# [Aim]
Go through the data below. Pull out every line that has the word "Workshop".

# [Raw data]
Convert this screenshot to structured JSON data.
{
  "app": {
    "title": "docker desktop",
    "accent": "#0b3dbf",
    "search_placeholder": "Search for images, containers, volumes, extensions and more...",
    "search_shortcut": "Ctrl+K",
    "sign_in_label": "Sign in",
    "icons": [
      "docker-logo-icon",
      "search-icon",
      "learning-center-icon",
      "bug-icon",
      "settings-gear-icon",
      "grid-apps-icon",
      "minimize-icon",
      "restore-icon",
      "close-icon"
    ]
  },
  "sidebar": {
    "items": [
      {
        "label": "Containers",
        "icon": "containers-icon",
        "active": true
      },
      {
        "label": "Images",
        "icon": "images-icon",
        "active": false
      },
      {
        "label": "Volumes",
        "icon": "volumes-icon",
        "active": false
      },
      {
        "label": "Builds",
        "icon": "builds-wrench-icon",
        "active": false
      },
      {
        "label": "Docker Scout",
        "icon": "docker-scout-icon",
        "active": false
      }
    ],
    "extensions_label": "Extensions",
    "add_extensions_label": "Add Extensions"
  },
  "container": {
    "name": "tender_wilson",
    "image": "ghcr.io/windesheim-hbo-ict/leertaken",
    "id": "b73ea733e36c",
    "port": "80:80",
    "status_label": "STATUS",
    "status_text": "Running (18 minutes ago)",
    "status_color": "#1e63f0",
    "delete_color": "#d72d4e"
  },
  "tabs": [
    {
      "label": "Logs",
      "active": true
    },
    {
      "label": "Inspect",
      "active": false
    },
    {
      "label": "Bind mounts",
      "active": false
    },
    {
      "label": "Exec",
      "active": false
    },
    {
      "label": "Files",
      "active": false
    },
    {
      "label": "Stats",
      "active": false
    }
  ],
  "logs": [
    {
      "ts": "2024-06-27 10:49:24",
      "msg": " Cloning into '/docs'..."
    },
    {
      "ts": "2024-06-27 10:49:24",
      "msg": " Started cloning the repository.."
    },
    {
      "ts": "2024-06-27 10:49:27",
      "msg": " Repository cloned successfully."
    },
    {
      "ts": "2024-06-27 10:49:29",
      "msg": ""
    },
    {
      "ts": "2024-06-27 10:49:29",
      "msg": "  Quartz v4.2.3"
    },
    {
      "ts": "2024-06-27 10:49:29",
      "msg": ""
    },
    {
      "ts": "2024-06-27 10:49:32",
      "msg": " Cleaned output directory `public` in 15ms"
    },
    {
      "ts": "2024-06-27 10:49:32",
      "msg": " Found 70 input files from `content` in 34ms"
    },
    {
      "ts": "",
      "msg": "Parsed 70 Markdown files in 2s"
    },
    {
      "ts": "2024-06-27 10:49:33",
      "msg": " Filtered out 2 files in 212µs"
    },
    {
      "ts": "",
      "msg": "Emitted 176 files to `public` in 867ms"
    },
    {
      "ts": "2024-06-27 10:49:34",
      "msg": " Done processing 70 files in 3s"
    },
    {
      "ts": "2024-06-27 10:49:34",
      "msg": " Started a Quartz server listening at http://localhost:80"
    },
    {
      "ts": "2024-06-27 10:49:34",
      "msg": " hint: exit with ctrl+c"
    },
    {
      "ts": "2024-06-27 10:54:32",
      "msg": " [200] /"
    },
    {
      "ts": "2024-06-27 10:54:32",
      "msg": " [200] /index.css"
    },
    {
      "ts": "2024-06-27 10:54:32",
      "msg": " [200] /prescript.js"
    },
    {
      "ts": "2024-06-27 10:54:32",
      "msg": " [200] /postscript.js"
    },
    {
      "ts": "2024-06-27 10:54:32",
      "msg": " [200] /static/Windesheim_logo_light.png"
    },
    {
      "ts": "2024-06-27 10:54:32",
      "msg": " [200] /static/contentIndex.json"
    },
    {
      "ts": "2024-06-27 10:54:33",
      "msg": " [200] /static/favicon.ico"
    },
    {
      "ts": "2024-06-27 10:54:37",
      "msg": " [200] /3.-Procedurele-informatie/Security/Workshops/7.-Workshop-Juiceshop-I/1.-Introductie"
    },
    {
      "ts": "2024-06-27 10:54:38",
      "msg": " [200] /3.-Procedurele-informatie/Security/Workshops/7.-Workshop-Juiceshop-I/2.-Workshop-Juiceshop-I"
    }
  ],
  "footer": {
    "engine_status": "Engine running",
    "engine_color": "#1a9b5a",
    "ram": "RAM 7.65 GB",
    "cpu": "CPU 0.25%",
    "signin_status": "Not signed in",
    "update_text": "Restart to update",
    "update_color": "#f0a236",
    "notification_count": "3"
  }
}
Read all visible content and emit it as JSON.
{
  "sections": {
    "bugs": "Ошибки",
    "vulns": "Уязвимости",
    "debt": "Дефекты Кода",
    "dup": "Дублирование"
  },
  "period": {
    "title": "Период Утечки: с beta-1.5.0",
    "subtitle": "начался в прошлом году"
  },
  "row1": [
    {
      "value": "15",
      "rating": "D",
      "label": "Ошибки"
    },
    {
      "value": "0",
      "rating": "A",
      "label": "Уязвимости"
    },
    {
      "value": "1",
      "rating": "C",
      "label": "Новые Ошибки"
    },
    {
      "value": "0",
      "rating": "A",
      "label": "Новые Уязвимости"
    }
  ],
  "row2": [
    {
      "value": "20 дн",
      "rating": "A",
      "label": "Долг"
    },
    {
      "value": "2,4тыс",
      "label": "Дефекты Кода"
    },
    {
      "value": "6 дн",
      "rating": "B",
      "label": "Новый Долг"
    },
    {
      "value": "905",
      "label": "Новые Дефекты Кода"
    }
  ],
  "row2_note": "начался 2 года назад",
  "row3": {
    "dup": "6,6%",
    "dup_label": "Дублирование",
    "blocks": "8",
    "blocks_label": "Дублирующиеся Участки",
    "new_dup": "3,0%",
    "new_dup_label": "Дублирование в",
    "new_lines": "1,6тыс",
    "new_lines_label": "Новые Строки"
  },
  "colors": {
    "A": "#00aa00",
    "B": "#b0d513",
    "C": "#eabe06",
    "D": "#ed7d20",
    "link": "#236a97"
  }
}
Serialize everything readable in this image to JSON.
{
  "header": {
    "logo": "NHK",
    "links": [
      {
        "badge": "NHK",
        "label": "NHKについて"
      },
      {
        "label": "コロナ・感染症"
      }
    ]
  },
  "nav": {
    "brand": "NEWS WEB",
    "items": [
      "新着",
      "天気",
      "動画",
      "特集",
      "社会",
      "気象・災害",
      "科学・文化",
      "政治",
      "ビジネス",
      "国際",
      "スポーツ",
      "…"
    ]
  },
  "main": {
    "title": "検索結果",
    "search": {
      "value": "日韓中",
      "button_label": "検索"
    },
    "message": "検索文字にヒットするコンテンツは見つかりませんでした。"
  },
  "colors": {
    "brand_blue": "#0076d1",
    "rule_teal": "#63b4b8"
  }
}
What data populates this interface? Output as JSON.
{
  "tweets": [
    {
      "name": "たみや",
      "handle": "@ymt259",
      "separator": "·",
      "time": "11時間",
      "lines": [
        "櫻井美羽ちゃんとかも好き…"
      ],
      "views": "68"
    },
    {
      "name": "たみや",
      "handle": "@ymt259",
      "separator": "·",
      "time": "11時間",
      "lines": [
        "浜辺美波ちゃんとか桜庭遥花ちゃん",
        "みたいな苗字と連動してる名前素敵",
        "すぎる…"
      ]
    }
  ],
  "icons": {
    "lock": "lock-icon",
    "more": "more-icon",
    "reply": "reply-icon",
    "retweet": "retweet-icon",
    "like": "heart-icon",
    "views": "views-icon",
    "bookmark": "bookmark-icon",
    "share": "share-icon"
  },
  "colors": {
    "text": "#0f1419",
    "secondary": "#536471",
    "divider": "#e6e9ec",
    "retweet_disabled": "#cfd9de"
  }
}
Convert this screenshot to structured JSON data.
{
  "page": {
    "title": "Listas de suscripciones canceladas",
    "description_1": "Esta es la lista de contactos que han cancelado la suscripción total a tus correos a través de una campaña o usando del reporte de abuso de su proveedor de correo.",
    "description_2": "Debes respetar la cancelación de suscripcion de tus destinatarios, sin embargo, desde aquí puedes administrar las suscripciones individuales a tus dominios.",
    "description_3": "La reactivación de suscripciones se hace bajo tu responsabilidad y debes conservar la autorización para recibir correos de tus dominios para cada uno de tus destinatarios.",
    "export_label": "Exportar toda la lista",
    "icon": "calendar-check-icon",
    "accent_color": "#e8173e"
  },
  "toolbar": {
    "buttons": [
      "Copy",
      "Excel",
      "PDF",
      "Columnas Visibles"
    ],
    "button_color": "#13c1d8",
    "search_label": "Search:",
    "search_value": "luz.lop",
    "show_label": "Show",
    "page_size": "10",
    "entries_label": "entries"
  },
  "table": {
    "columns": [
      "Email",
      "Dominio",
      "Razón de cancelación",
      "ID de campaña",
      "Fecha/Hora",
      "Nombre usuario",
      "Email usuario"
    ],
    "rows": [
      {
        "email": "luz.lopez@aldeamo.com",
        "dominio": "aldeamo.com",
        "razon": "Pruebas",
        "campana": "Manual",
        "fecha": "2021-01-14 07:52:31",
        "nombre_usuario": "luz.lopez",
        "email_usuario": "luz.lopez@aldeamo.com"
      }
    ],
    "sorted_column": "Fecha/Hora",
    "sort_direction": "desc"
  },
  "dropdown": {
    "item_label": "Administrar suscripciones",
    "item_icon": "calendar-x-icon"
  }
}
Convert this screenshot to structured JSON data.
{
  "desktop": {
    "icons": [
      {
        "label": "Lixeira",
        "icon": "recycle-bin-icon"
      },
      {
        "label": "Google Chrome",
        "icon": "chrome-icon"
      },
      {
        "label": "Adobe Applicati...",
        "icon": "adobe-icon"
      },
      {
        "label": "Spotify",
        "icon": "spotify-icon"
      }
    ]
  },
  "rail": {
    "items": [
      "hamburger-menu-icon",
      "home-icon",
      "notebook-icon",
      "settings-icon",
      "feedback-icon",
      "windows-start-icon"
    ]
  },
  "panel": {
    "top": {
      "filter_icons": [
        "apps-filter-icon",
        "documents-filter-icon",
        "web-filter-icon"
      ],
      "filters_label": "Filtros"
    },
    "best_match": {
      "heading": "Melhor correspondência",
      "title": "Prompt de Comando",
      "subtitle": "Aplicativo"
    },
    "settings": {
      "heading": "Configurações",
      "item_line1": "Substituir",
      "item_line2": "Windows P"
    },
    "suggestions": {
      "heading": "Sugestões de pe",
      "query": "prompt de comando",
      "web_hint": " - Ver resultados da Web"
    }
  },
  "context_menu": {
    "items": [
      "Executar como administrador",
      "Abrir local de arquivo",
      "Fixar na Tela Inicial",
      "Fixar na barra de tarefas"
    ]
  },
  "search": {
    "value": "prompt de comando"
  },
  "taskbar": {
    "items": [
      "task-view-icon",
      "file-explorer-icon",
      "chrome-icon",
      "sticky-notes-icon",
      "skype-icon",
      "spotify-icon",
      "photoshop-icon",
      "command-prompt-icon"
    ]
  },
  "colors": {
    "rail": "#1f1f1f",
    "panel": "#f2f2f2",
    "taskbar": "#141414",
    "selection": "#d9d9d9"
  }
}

# [Full answer]
      "msg": " [200] /3.-Procedurele-informatie/Security/Workshops/7.-Workshop-Juiceshop-I/1.-Introductie"
      "msg": " [200] /3.-Procedurele-informatie/Security/Workshops/7.-Workshop-Juiceshop-I/2.-Workshop-Juiceshop-I"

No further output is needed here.